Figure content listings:
[BEGIN]

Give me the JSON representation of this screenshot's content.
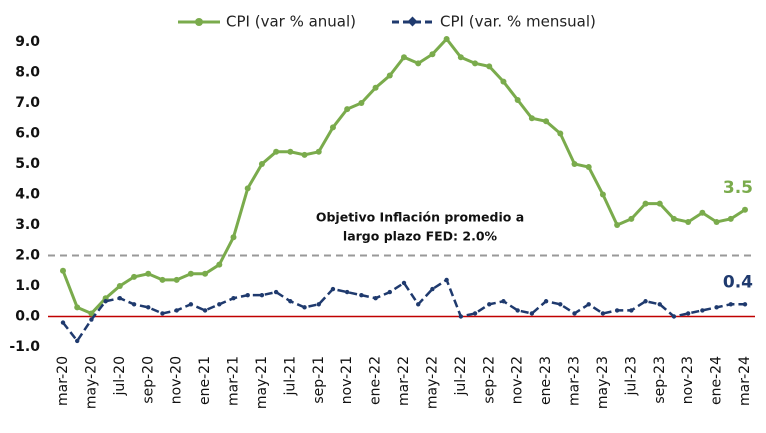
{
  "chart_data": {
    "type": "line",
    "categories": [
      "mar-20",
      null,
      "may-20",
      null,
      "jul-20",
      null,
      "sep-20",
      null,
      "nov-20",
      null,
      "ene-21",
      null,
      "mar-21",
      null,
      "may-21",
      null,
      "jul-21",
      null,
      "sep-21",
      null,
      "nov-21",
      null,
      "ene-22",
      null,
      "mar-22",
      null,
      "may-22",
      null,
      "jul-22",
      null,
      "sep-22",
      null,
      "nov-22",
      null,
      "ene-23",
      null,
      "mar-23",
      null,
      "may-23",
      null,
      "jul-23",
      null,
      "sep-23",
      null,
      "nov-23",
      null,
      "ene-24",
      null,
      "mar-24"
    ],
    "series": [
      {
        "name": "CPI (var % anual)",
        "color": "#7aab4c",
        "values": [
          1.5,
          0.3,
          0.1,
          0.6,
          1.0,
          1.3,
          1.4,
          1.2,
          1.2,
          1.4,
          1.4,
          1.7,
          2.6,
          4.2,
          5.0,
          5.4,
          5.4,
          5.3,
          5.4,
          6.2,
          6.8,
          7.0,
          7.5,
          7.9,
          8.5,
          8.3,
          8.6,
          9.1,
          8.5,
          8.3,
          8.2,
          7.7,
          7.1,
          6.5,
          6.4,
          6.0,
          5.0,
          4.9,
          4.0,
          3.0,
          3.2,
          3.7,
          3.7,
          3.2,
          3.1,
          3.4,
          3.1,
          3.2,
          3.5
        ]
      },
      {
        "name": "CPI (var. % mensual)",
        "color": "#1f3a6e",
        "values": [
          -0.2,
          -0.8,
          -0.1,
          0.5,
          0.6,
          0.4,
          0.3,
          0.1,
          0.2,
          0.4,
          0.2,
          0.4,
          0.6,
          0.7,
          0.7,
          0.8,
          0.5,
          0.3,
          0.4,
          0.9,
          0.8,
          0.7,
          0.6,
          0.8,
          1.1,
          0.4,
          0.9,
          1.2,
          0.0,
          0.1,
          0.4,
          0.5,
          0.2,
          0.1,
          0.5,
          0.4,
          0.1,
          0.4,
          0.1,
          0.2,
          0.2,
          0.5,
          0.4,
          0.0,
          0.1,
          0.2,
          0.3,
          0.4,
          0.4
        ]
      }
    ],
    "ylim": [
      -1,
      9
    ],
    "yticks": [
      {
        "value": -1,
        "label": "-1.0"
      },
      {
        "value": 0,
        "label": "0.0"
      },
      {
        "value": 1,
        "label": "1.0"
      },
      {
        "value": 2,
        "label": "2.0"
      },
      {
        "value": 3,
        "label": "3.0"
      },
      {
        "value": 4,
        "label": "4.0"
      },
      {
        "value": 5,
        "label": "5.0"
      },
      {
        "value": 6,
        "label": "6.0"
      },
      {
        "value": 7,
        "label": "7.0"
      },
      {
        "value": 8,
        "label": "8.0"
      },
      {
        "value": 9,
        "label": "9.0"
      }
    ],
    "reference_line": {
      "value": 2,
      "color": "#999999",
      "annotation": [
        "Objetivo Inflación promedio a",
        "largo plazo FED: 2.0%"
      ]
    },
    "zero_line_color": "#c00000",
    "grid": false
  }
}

[END]

→ **Instructions to follow**:
For the listing above, identify each line bearing "label".

→ **Solved problem**:
        "label": "-1.0"
        "label": "0.0"
        "label": "1.0"
        "label": "2.0"
        "label": "3.0"
        "label": "4.0"
        "label": "5.0"
        "label": "6.0"
        "label": "7.0"
        "label": "8.0"
        "label": "9.0"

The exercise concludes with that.